━━━━━ Text section ━━━━━

# I Think I Just Found My Dream Job



## CalgaryPT (May 22, 2020)

Perfect for the introverted metalworker with a love of old machinery and rain...


----------



## YYCHM (May 22, 2020)

Right up there with your other hobbies, ram jets and air raid sirens


----------



## CalgaryPT (May 22, 2020)

At least on Shetland Islands, the only neighbours to complain about the noise would be Puffins and sheep, right?


----------



## JohnnyTK (May 22, 2020)

Dream job. I use to want to live in a fire tower.


----------



## Tom O (May 23, 2020)

JohnnyTK said:


> Dream job. I use to want to live in a fire tower.


Reminds me of the movie where the guys are looking for D.B Coopers money!


----------



## Chicken lights (May 23, 2020)

“Foghorn Technician” 
In the credits at the end 
Fascinating!


----------



## francist (May 23, 2020)

My brother and I had an evening to kill on Quadra Island a few years ago so we took a little drive and ended up at the Cape Mudge light station. The keeper happened to be pottering about outside and sensing our interest came over to the fence to chat. 

I have a small collection of industrial air whistles (horns) so we were interested in the devices on her station. She said that the old air powered horns had recently been replaced with electronic ones. Too much maintenance on two air compressors (one as a backup in case the first failed), two diesels to drive the compressors, huge air storage tanks, etc etc. It was sad to hear — the electronic horns can never have the mournful tone of the old air-driven beasts.

-frank


----------



## CalgaryPT (May 23, 2020)

francist said:


> the electronic horns can never have the mournful tone of the old air-driven beasts.
> 
> -frank



Agreed. I wonder if our kids will say the same when electronic ones are replaced by some sort of newfangled _plasma burst transducer_ or similar device?


----------



## Chicken lights (May 23, 2020)

https://airhornsbygrover.com/diagram-air-horn/

How DOES an air horn work? I don’t think I understand what the diaphragm does. 

Last week an east bound train blew his train horn at a crossing, about 100 yards from me. So I blew my train horn back to say hello. Right place right time


----------



## CalgaryPT (May 23, 2020)

That's super interesting to me too. Does the diaphragm act like the equivalent of a reed in a saxophone or other reeded instrument where it sets up the resonance in the air flow? I'd like to know as well now. Doesn't look as complicated as I imagined...hummmmmm.......


----------



## francist (May 23, 2020)

Maybe this will help some, and probably better than I can explain it. They are however very simple devices, especially the little guys. Like, literally three components if you don’t count two screws and two nuts! The larger ones have a compound diaphragm which has is a bit more complex but still pretty basic.

https://en.m.wikipedia.org/wiki/Train_horn











-frank


----------



## CalgaryPT (May 23, 2020)

Are these yours?


----------



## CalgaryPT (May 23, 2020)

Oh dear...I may have my next project for my slip roll and bead roller...

https://www.google.com/search?q=diy...e&ie=UTF-8#kpvalbx=_Q5PJXrzMOpG-0PEP9-644AE30


----------



## YYCHM (May 23, 2020)

CalgaryPT said:


> Oh dear...I may have my next project for my slip roll and bead roller...

━━━━━ Dataset ━━━━━

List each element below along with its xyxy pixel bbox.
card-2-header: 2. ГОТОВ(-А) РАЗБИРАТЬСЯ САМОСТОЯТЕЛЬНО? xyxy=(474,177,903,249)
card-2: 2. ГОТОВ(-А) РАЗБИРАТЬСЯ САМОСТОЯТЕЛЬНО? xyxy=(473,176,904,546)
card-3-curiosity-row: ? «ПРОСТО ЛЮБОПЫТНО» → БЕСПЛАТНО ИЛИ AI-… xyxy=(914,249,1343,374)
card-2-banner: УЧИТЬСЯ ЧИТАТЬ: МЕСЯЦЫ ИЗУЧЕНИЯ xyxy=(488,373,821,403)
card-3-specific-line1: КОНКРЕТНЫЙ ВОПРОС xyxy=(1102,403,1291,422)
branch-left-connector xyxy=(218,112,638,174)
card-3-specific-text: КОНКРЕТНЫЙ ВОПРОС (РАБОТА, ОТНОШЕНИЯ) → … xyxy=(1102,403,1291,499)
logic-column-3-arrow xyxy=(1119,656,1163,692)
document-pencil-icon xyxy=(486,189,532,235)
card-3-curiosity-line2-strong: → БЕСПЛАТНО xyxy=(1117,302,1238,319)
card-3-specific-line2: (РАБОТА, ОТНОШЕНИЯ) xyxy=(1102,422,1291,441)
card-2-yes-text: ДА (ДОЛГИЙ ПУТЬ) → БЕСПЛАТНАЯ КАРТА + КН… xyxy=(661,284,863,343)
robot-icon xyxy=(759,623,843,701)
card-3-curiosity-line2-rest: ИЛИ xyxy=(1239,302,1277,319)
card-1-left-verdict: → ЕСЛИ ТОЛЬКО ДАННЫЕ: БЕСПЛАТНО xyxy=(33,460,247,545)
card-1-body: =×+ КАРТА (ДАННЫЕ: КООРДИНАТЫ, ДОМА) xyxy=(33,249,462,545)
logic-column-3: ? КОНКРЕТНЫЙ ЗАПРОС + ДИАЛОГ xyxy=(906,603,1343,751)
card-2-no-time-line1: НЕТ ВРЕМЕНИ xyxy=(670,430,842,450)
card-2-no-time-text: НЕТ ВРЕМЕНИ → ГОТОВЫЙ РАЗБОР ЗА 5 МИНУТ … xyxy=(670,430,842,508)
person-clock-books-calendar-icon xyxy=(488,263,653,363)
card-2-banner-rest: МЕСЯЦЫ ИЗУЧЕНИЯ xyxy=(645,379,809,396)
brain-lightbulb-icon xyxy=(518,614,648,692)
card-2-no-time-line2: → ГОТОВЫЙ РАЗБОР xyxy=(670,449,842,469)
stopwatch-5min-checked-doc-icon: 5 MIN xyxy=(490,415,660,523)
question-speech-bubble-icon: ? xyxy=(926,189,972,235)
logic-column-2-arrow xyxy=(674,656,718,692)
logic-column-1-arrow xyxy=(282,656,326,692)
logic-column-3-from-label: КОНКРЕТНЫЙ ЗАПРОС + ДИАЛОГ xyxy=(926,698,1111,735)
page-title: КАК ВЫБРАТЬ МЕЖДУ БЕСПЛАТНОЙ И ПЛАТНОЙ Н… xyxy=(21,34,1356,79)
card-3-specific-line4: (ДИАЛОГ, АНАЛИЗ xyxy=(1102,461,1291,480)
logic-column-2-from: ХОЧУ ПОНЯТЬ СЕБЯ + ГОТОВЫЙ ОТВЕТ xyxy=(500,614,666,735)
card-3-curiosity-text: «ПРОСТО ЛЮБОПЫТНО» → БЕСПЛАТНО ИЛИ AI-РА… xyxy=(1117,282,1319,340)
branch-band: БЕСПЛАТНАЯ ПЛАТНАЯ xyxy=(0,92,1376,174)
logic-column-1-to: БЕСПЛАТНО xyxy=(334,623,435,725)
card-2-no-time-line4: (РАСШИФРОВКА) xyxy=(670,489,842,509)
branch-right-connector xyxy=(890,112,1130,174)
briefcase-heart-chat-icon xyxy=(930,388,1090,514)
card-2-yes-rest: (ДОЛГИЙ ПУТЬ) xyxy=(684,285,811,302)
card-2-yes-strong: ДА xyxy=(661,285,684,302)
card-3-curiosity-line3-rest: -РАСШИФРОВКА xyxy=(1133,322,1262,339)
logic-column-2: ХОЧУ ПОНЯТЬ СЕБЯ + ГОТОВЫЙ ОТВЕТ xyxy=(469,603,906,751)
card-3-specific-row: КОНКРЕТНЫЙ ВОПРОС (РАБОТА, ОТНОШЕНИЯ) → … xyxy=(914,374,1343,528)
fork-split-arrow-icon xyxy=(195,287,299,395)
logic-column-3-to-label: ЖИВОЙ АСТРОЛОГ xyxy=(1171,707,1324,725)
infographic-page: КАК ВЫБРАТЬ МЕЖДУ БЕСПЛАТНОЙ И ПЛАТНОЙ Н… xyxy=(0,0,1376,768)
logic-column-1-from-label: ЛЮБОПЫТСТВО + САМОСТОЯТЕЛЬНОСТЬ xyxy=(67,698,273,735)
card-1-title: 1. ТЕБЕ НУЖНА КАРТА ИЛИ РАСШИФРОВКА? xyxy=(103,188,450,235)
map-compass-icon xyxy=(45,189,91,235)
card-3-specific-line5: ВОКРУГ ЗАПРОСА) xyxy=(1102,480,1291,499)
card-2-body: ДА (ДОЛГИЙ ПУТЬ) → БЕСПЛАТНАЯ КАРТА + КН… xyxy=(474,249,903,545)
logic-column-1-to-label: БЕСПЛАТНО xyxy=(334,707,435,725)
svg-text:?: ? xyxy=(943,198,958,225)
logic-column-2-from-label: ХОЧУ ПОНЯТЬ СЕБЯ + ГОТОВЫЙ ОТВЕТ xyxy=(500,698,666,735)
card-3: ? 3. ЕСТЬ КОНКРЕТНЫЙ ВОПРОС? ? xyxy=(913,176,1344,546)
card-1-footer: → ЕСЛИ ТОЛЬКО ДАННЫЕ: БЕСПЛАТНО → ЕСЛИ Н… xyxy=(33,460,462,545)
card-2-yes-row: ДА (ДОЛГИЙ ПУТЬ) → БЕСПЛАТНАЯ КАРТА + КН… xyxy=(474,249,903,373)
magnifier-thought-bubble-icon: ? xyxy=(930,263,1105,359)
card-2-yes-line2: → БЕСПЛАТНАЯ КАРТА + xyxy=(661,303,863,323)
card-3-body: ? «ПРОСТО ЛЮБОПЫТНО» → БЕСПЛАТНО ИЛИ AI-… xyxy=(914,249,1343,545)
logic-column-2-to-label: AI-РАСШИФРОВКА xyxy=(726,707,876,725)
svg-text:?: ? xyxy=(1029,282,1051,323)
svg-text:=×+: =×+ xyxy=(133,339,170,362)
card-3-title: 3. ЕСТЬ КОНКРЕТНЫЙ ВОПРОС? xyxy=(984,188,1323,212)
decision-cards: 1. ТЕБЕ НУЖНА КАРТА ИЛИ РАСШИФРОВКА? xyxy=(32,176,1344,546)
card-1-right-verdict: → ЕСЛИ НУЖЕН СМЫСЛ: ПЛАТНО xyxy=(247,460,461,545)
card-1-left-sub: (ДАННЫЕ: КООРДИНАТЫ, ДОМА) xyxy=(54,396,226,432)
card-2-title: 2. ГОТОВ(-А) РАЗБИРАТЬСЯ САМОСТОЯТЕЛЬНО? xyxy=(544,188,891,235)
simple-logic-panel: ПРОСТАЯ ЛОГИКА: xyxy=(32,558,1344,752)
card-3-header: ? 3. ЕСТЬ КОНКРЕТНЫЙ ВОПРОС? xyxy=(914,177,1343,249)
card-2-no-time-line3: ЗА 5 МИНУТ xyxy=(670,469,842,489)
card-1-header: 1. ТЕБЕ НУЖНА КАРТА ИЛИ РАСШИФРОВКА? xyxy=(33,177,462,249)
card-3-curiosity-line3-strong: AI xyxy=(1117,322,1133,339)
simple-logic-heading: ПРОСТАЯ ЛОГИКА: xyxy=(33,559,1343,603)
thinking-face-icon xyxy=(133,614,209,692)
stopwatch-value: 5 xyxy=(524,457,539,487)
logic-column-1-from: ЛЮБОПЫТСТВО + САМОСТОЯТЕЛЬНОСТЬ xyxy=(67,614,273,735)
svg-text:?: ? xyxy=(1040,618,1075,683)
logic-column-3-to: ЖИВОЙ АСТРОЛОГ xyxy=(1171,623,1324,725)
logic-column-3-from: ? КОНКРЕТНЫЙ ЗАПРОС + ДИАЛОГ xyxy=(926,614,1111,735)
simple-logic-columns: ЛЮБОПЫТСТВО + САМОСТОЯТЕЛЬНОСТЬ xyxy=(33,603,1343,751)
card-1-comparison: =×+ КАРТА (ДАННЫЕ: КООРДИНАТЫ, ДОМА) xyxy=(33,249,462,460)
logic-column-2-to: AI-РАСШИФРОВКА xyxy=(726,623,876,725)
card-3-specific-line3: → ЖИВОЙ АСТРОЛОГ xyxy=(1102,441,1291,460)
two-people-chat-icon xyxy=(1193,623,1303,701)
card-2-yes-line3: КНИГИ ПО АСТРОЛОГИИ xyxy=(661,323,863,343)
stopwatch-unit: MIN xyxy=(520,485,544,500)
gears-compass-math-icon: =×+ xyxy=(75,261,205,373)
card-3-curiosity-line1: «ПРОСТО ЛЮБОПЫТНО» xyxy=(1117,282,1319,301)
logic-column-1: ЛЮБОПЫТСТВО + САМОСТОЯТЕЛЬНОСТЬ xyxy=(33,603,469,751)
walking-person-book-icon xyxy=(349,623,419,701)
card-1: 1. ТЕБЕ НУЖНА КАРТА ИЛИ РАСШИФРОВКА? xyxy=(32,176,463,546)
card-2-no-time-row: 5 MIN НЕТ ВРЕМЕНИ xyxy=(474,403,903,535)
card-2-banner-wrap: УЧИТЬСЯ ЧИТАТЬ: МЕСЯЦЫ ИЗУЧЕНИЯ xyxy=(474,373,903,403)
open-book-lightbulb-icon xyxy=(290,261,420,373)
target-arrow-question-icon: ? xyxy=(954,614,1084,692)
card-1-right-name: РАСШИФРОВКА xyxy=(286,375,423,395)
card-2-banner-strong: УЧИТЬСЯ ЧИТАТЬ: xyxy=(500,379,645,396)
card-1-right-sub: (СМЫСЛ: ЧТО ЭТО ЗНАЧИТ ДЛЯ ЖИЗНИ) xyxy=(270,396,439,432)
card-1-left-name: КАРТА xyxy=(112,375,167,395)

━━━━━

*Written tasks*.
a: Answer these from the foghorn thread:
(i) What light station did francist and his brother end up at on Quadra Island?
(ii) According to the keeper, what replaced the old air-powered horns at that station?
(iii) About how far from Chicken lights did the eastbound train blow its horn at a crossing?
b: Continue the foghorn thread from the point where it stops.
The material shown alongside the foghorn thread is separate from it.

*Results in order*.
a:
(i) The Cape Mudge light station.
(ii) Electronic horns.
(iii) About 100 yards.

b:
What's with you and your penchant for making loud noises yet you built an electric lawnmower?  The two don't mesh some how?


----------



## CalgaryPT (May 23, 2020)

LOL. I wanted to use a gas mower w/ electric start but you can't find one that isn't self propelled, and I didn't want the extra weight.

I don't get the loud noise stuff either, just fun I guess 

You have to admit, it looks like a cool project. No practical application here on the prairies, except maybe for a Pirate Ship on the North Saskatchewan River.


----------



## francist (May 23, 2020)

CalgaryPT said:


> Are these yours?



Yup. Mostly Airchimes except for a small Cunningham (the one that I disassembled for the photo) and a Nathan which was essentially a US licensed Airchime. There’s one non-air horn in the foreground that came off an old grain truck but that’s the only electric one.


----------



## CalgaryPT (May 23, 2020)

Those are really interesting. I love stuff like that. Have you ever made one from scratch?


----------



## francist (May 23, 2020)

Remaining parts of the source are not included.